Every entry must be given again exactly.

━━━━━━━━━━━━━━━━━━━━

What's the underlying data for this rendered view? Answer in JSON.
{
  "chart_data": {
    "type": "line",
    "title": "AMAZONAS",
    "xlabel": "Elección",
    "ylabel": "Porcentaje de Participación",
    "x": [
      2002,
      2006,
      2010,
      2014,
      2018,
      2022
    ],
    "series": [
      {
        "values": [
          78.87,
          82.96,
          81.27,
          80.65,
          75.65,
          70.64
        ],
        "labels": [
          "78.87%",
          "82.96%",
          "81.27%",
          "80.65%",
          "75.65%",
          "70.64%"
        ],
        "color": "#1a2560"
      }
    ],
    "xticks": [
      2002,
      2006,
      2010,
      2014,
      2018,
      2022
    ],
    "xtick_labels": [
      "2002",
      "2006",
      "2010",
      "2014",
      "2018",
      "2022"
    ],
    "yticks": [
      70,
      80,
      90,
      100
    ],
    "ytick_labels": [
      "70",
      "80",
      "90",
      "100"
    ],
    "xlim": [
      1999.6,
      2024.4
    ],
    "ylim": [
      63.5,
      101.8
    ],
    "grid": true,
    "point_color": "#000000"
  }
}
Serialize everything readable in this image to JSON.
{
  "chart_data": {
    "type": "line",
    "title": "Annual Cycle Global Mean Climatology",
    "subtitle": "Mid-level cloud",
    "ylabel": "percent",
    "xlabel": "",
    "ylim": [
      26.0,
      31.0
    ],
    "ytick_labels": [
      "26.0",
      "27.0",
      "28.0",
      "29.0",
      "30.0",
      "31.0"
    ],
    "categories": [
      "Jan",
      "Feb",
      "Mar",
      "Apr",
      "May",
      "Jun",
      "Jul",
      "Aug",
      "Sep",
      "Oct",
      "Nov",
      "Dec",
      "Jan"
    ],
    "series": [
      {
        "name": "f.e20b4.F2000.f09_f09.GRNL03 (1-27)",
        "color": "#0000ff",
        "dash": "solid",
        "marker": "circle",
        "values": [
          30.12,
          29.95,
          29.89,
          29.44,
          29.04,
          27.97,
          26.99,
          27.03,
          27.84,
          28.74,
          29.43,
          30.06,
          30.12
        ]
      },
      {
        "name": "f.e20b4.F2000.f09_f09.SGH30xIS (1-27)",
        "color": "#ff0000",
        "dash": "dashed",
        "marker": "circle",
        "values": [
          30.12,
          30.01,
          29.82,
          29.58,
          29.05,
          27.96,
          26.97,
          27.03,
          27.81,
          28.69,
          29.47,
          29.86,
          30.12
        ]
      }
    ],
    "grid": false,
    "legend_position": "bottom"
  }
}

━━━━━━━━━━━━━━━━━━━━

▸ **Solution to the exercise**:
What's the underlying data for this rendered view? Answer in JSON.
{
  "chart_data": {
    "type": "line",
    "title": "AMAZONAS",
    "xlabel": "Elección",
    "ylabel": "Porcentaje de Participación",
    "x": [
      2002,
      2006,
      2010,
      2014,
      2018,
      2022
    ],
    "series": [
      {
        "values": [
          78.87,
          82.96,
          81.27,
          80.65,
          75.65,
          70.64
        ],
        "labels": [
          "78.87%",
          "82.96%",
          "81.27%",
          "80.65%",
          "75.65%",
          "70.64%"
        ],
        "color": "#1a2560"
      }
    ],
    "xticks": [
      2002,
      2006,
      2010,
      2014,
      2018,
      2022
    ],
    "xtick_labels": [
      "2002",
      "2006",
      "2010",
      "2014",
      "2018",
      "2022"
    ],
    "yticks": [
      70,
      80,
      90,
      100
    ],
    "ytick_labels": [
      "70",
      "80",
      "90",
      "100"
    ],
    "xlim": [
      1999.6,
      2024.4
    ],
    "ylim": [
      63.5,
      101.8
    ],
    "grid": true,
    "point_color": "#000000"
  }
}
Serialize everything readable in this image to JSON.
{
  "chart_data": {
    "type": "line",
    "title": "Annual Cycle Global Mean Climatology",
    "subtitle": "Mid-level cloud",
    "ylabel": "percent",
    "xlabel": "",
    "ylim": [
      26.0,
      31.0
    ],
    "ytick_labels": [
      "26.0",
      "27.0",
      "28.0",
      "29.0",
      "30.0",
      "31.0"
    ],
    "categories": [
      "Jan",
      "Feb",
      "Mar",
      "Apr",
      "May",
      "Jun",
      "Jul",
      "Aug",
      "Sep",
      "Oct",
      "Nov",
      "Dec",
      "Jan"
    ],
    "series": [
      {
        "name": "f.e20b4.F2000.f09_f09.GRNL03 (1-27)",
        "color": "#0000ff",
        "dash": "solid",
        "marker": "circle",
        "values": [
          30.12,
          29.95,
          29.89,
          29.44,
          29.04,
          27.97,
          26.99,
          27.03,
          27.84,
          28.74,
          29.43,
          30.06,
          30.12
        ]
      },
      {
        "name": "f.e20b4.F2000.f09_f09.SGH30xIS (1-27)",
        "color": "#ff0000",
        "dash": "dashed",
        "marker": "circle",
        "values": [
          30.12,
          30.01,
          29.82,
          29.58,
          29.05,
          27.96,
          26.97,
          27.03,
          27.81,
          28.69,
          29.47,
          29.86,
          30.12
        ]
      }
    ],
    "grid": false,
    "legend_position": "bottom"
  }
}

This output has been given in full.